* _Your task_:
Each entry below should appear again exactly as written, without pictures.

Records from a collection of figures
-------
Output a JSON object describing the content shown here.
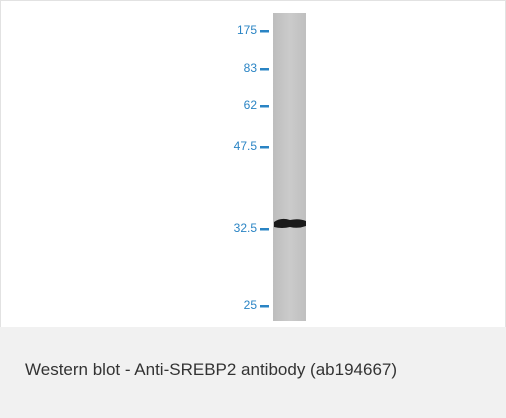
{
  "blot": {
    "markers": [
      "175",
      "83",
      "62",
      "47.5",
      "32.5",
      "25"
    ]
  },
  "caption": "Western blot - Anti-SREBP2 antibody (ab194667)"
}
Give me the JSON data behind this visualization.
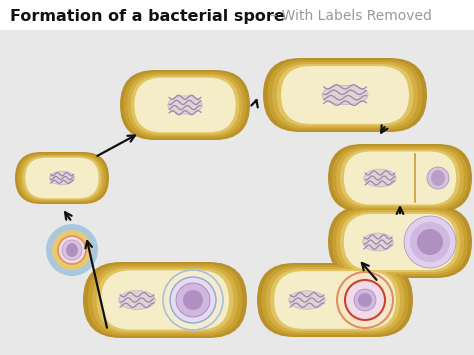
-------
* _Completed exercise_:
Output a JSON object describing the content shown here.
{
  "blot": {
    "markers": [
      "175",
      "83",
      "62",
      "47.5",
      "32.5",
      "25"
    ]
  },
  "caption": "Western blot - Anti-SREBP2 antibody (ab194667)"
}
Give me the JSON data behind this visualization.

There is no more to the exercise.